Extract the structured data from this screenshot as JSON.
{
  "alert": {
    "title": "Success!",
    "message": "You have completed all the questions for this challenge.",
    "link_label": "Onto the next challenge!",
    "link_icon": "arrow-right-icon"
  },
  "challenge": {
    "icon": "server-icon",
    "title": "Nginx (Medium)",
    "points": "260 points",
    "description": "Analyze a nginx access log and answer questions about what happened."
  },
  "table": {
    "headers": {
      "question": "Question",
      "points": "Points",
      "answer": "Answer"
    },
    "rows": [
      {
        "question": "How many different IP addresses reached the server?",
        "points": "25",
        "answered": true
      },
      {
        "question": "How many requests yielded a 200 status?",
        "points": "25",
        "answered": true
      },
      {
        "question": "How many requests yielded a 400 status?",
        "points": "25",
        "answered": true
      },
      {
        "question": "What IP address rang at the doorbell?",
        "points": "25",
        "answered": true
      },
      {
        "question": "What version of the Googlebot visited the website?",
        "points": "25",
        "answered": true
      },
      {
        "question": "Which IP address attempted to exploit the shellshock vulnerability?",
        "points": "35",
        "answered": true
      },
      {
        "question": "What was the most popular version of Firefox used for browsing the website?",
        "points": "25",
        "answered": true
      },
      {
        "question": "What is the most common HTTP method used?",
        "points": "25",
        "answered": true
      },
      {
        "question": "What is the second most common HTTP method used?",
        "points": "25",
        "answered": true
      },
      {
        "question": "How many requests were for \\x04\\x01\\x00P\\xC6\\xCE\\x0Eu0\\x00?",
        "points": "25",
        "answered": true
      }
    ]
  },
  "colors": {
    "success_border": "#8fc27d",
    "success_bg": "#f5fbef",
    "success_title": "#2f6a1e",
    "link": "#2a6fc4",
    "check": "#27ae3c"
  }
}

● ● ● ● ● ● ●

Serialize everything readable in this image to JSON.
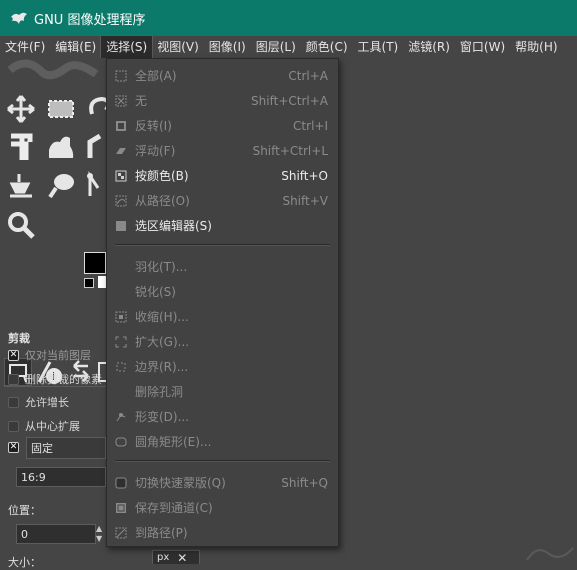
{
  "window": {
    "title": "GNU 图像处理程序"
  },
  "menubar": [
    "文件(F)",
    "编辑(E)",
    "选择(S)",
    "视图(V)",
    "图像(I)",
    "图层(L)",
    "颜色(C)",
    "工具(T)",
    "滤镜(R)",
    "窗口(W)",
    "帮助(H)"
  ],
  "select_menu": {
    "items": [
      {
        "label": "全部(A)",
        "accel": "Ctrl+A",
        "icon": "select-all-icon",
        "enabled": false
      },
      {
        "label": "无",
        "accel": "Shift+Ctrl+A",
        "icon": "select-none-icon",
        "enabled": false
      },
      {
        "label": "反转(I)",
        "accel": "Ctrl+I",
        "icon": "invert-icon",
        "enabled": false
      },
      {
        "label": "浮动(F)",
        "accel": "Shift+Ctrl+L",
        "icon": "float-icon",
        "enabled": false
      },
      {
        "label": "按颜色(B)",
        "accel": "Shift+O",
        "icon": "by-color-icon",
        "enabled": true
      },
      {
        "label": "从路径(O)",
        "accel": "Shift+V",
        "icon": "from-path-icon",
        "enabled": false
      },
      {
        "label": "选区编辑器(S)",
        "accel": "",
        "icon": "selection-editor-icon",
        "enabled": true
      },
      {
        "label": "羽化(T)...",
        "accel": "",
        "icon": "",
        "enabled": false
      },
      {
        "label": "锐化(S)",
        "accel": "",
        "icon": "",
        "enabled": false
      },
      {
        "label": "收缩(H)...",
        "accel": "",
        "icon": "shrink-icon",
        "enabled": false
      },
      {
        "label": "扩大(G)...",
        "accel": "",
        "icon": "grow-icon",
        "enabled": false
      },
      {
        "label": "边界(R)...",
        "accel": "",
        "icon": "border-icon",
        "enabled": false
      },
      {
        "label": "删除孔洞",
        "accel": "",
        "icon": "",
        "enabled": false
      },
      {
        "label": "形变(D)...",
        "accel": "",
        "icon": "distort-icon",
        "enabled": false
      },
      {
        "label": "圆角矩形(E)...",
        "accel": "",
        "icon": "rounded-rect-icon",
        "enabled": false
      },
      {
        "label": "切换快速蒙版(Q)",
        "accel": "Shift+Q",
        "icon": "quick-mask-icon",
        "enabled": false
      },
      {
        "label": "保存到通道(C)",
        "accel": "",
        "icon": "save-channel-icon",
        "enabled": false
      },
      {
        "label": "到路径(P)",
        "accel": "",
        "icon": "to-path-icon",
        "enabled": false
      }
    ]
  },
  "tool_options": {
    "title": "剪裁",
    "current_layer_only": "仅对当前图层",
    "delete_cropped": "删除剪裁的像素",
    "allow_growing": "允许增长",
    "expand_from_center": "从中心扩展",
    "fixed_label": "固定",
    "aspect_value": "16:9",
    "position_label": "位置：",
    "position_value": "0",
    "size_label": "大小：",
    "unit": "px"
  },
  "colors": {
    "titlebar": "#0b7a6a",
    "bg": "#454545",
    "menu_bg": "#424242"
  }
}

● ● ● ● ● ● ●

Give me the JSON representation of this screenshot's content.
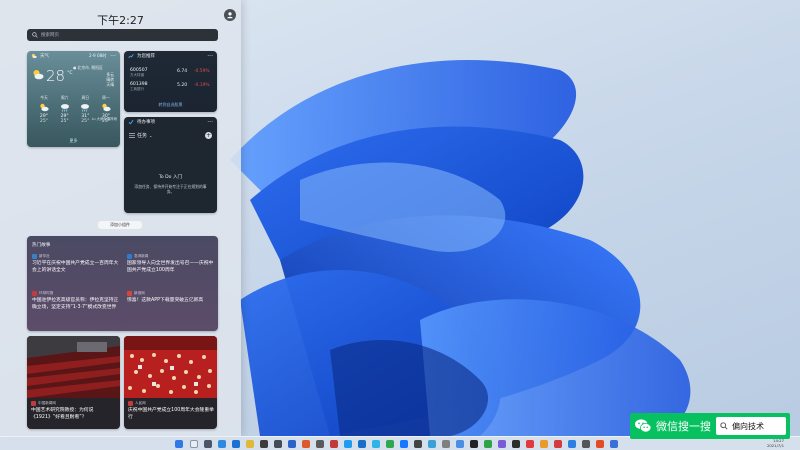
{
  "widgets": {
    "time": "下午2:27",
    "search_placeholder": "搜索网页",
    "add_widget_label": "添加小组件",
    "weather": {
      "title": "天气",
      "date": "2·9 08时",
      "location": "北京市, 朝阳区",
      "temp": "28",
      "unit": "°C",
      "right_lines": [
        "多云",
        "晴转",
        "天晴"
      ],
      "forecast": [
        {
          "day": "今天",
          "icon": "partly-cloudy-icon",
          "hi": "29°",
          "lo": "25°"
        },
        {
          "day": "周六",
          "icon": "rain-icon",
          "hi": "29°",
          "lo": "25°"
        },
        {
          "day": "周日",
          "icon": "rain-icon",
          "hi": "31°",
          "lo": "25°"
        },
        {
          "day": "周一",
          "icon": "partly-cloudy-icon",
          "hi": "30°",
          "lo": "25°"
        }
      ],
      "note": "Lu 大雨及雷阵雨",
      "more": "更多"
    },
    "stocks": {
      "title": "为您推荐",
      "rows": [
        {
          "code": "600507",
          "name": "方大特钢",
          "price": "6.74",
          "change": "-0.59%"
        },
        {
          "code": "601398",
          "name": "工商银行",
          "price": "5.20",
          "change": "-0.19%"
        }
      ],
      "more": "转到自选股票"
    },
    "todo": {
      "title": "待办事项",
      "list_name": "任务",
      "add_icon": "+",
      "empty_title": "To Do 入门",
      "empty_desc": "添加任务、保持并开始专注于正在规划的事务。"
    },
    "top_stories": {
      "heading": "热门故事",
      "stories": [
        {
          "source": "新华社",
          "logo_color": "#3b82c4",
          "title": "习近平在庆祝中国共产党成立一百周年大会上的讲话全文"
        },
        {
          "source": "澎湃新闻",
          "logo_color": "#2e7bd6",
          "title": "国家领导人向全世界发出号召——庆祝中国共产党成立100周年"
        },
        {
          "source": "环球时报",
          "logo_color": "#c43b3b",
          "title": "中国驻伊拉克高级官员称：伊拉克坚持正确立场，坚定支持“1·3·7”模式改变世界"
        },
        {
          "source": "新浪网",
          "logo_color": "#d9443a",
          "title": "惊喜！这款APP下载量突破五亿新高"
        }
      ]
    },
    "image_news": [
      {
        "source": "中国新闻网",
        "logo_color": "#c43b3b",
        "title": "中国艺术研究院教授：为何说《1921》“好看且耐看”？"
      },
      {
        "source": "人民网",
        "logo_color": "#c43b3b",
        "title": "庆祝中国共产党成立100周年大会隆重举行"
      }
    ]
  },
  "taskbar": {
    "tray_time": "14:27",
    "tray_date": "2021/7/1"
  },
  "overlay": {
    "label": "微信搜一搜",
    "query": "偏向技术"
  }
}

● ● ● ● ● ● ●

- Exercise instructions
List every line from the entries above in which "method" appears.

- Final result
        "question": "What is the most common HTTP method used?",
        "question": "What is the second most common HTTP method used?",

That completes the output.